Instruction - Transcribe the whole listing below without changing a word, but leave out every image.

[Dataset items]

===

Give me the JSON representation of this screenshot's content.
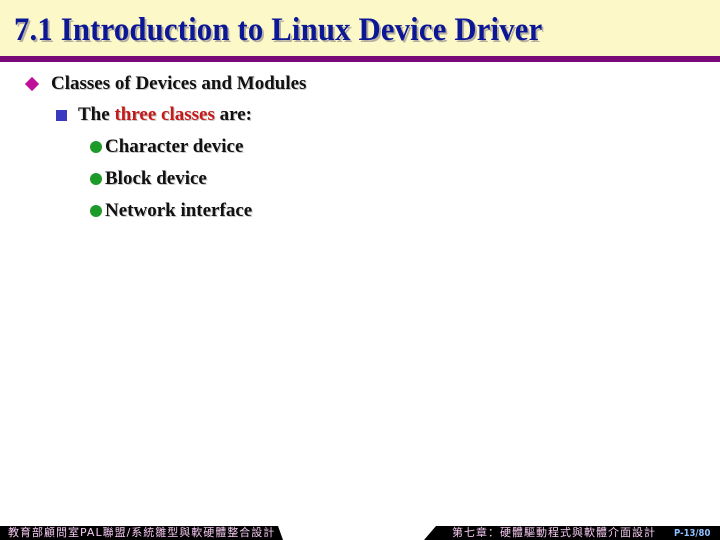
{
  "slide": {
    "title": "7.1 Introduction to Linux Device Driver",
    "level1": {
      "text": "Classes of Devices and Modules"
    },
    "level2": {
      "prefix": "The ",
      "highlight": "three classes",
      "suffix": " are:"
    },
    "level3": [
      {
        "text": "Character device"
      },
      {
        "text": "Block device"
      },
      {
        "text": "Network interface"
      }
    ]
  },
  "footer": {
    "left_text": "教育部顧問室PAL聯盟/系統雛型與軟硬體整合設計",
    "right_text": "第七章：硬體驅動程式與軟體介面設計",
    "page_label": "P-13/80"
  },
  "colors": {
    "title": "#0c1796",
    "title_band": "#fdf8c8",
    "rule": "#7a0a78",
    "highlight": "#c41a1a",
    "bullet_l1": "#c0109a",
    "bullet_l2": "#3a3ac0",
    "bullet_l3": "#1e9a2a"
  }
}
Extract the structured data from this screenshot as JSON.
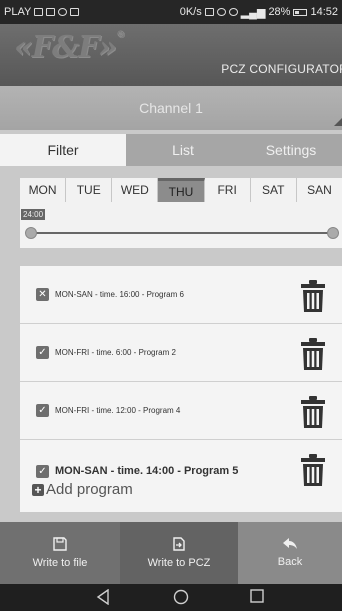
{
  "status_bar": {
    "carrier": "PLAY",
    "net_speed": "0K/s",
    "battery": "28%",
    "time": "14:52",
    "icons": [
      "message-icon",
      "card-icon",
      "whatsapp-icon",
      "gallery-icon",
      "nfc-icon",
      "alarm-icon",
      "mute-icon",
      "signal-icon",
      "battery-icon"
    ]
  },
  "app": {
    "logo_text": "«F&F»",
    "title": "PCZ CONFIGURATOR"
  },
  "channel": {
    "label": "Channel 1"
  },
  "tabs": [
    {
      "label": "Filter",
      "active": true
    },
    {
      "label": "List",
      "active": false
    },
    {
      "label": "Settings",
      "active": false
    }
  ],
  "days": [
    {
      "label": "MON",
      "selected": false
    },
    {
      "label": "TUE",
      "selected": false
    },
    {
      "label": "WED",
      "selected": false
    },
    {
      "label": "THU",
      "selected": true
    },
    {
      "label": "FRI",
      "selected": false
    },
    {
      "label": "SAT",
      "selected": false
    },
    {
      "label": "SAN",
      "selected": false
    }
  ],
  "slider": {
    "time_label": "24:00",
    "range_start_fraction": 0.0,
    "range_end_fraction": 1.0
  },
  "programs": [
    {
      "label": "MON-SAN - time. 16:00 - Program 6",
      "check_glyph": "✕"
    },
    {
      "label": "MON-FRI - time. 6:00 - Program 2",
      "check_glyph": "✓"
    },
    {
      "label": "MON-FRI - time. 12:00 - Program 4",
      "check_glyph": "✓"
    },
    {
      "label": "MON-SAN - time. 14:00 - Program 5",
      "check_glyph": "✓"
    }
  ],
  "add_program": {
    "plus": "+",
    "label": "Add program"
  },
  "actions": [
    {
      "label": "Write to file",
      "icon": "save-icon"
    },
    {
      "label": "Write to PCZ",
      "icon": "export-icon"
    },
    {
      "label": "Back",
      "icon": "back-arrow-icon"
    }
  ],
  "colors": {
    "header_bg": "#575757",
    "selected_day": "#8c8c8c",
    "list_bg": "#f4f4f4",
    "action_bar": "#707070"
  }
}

===

Expected output -
Give me the JSON representation of this screenshot's content.
{
  "slide": {
    "title": "7.1 Introduction to Linux Device Driver",
    "level1": {
      "text": "Classes of Devices and Modules"
    },
    "level2": {
      "prefix": "The ",
      "highlight": "three classes",
      "suffix": " are:"
    },
    "level3": [
      {
        "text": "Character device"
      },
      {
        "text": "Block device"
      },
      {
        "text": "Network interface"
      }
    ]
  },
  "footer": {
    "left_text": "教育部顧問室PAL聯盟/系統雛型與軟硬體整合設計",
    "right_text": "第七章：硬體驅動程式與軟體介面設計",
    "page_label": "P-13/80"
  },
  "colors": {
    "title": "#0c1796",
    "title_band": "#fdf8c8",
    "rule": "#7a0a78",
    "highlight": "#c41a1a",
    "bullet_l1": "#c0109a",
    "bullet_l2": "#3a3ac0",
    "bullet_l3": "#1e9a2a"
  }
}
Extract the structured data from this screenshot as JSON.
{
  "status_bar": {
    "carrier": "PLAY",
    "net_speed": "0K/s",
    "battery": "28%",
    "time": "14:52",
    "icons": [
      "message-icon",
      "card-icon",
      "whatsapp-icon",
      "gallery-icon",
      "nfc-icon",
      "alarm-icon",
      "mute-icon",
      "signal-icon",
      "battery-icon"
    ]
  },
  "app": {
    "logo_text": "«F&F»",
    "title": "PCZ CONFIGURATOR"
  },
  "channel": {
    "label": "Channel 1"
  },
  "tabs": [
    {
      "label": "Filter",
      "active": true
    },
    {
      "label": "List",
      "active": false
    },
    {
      "label": "Settings",
      "active": false
    }
  ],
  "days": [
    {
      "label": "MON",
      "selected": false
    },
    {
      "label": "TUE",
      "selected": false
    },
    {
      "label": "WED",
      "selected": false
    },
    {
      "label": "THU",
      "selected": true
    },
    {
      "label": "FRI",
      "selected": false
    },
    {
      "label": "SAT",
      "selected": false
    },
    {
      "label": "SAN",
      "selected": false
    }
  ],
  "slider": {
    "time_label": "24:00",
    "range_start_fraction": 0.0,
    "range_end_fraction": 1.0
  },
  "programs": [
    {
      "label": "MON-SAN - time. 16:00 - Program 6",
      "check_glyph": "✕"
    },
    {
      "label": "MON-FRI - time. 6:00 - Program 2",
      "check_glyph": "✓"
    },
    {
      "label": "MON-FRI - time. 12:00 - Program 4",
      "check_glyph": "✓"
    },
    {
      "label": "MON-SAN - time. 14:00 - Program 5",
      "check_glyph": "✓"
    }
  ],
  "add_program": {
    "plus": "+",
    "label": "Add program"
  },
  "actions": [
    {
      "label": "Write to file",
      "icon": "save-icon"
    },
    {
      "label": "Write to PCZ",
      "icon": "export-icon"
    },
    {
      "label": "Back",
      "icon": "back-arrow-icon"
    }
  ],
  "colors": {
    "header_bg": "#575757",
    "selected_day": "#8c8c8c",
    "list_bg": "#f4f4f4",
    "action_bar": "#707070"
  }
}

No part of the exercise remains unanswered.